TASK> Copy the lines of the listing below word for word, from the line containing "x-tick-label: 0.40 [206,736,243,757]" through the line containing "absorption-line [198,264,201,315]", including both of those lines.

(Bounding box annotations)
□ □ □ □

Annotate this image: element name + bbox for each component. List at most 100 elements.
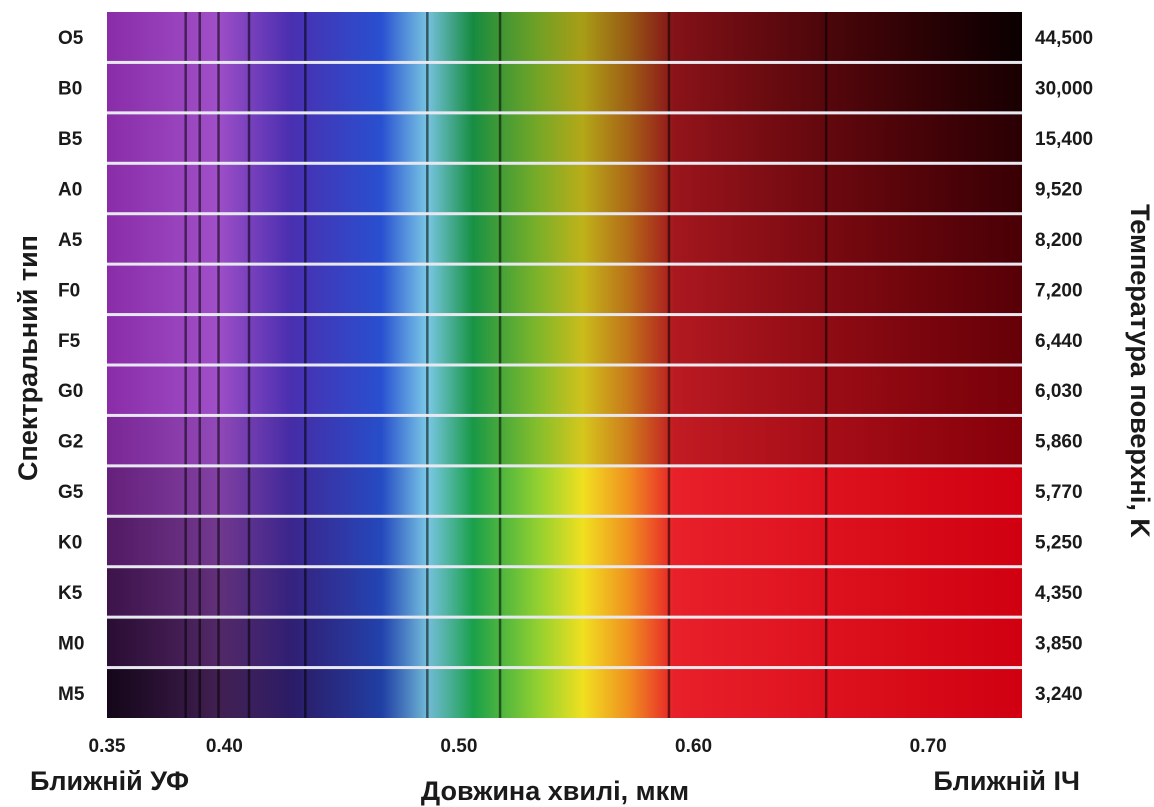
x-tick-label: 0.40 [206,736,243,757]
spectral-type-label: K0 [58,533,82,554]
spectral-type-label: M5 [58,684,85,705]
absorption-line [247,516,251,567]
absorption-line [217,264,220,315]
absorption-line [198,566,201,618]
absorption-line [426,516,429,567]
absorption-line [426,213,429,265]
spectral-type-label: A0 [58,180,82,201]
absorption-line [217,617,220,668]
absorption-line [498,12,502,63]
absorption-line [426,415,429,466]
absorption-line [667,415,671,466]
absorption-line [198,264,201,315]
spectrum-row-k5 [107,565,1022,618]
red-end-dimming [381,264,1022,315]
row-separator [107,464,1022,468]
blue-end-dimming [107,667,473,718]
absorption-line [247,465,251,517]
row-separator [107,262,1022,266]
absorption-line [247,163,251,214]
x-tick-label: 0.35 [89,736,126,757]
spectral-type-label: B0 [58,79,82,100]
blue-end-dimming [107,617,473,668]
absorption-line [247,566,251,618]
temperature-label: 4,350 [1035,583,1083,604]
spectral-type-labels: O5 B0 B5 A0 A5 F0 F5 G0 G2 G5 K0 K5 M0 M5 [58,28,85,705]
red-end-dimming [381,365,1022,416]
absorption-line [667,264,671,315]
temperature-label: 6,440 [1035,331,1083,352]
red-end-dimming [381,213,1022,265]
row-separator [107,363,1022,367]
absorption-line [667,112,671,164]
blue-end-dimming [107,516,473,567]
absorption-line [498,617,502,668]
absorption-line [217,465,220,517]
absorption-line [304,667,307,718]
red-end-dimming [381,415,1022,466]
absorption-line [304,62,307,113]
absorption-line [217,566,220,618]
absorption-line [247,12,251,63]
row-separator [107,666,1022,670]
absorption-line [498,213,502,265]
absorption-line [667,566,671,618]
row-separator [107,514,1022,518]
absorption-line [824,667,828,718]
absorption-line [198,667,201,718]
x-tick-labels: 0.35 0.40 0.50 0.60 0.70 [89,736,947,757]
red-end-dimming [381,112,1022,164]
row-separator [107,212,1022,216]
absorption-line [426,264,429,315]
absorption-line [498,314,502,365]
row-separator [107,413,1022,417]
absorption-line [184,314,187,365]
absorption-line [304,617,307,668]
absorption-line [426,566,429,618]
absorption-line [824,62,828,113]
absorption-line [667,314,671,365]
absorption-line [184,213,187,265]
absorption-line [667,465,671,517]
absorption-line [217,62,220,113]
absorption-line [304,112,307,164]
absorption-line [824,213,828,265]
absorption-line [247,415,251,466]
spectrum-row-b0 [107,60,1022,113]
absorption-line [184,62,187,113]
absorption-line [247,62,251,113]
spectrum-row-f5 [107,313,1022,365]
absorption-line [426,465,429,517]
temperature-label: 30,000 [1035,79,1093,100]
absorption-line [198,213,201,265]
spectrum-row-g5 [107,464,1022,517]
absorption-line [498,566,502,618]
absorption-line [217,314,220,365]
absorption-line [498,365,502,416]
absorption-line [184,12,187,63]
absorption-line [824,163,828,214]
spectrum-row-b5 [107,111,1022,164]
absorption-line [498,62,502,113]
absorption-line [217,415,220,466]
temperature-label: 3,240 [1035,684,1083,705]
x-axis-label: Довжина хвилі, мкм [421,776,689,806]
absorption-line [824,415,828,466]
absorption-line [184,112,187,164]
absorption-line [498,264,502,315]
absorption-line [184,566,187,618]
absorption-line [184,365,187,416]
row-separator [107,111,1022,115]
absorption-line [198,617,201,668]
absorption-line [498,163,502,214]
near-uv-label: Ближній УФ [30,766,189,796]
absorption-line [217,213,220,265]
row-separator [107,161,1022,165]
spectrum-row-m0 [107,615,1022,668]
red-end-dimming [381,62,1022,113]
spectral-type-label: F0 [58,280,80,301]
absorption-line [304,163,307,214]
absorption-line [824,264,828,315]
absorption-line [667,365,671,416]
absorption-line [304,264,307,315]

□ □ □ □

WRITTEN SOLUTION>
x-tick-label: 0.40 [206,736,243,757]
spectral-type-label: K0 [58,533,82,554]
spectral-type-label: M5 [58,684,85,705]
absorption-line [247,516,251,567]
absorption-line [217,264,220,315]
absorption-line [198,566,201,618]
absorption-line [426,516,429,567]
absorption-line [426,213,429,265]
spectral-type-label: A0 [58,180,82,201]
absorption-line [217,617,220,668]
absorption-line [498,12,502,63]
absorption-line [426,415,429,466]
absorption-line [667,415,671,466]
absorption-line [198,264,201,315]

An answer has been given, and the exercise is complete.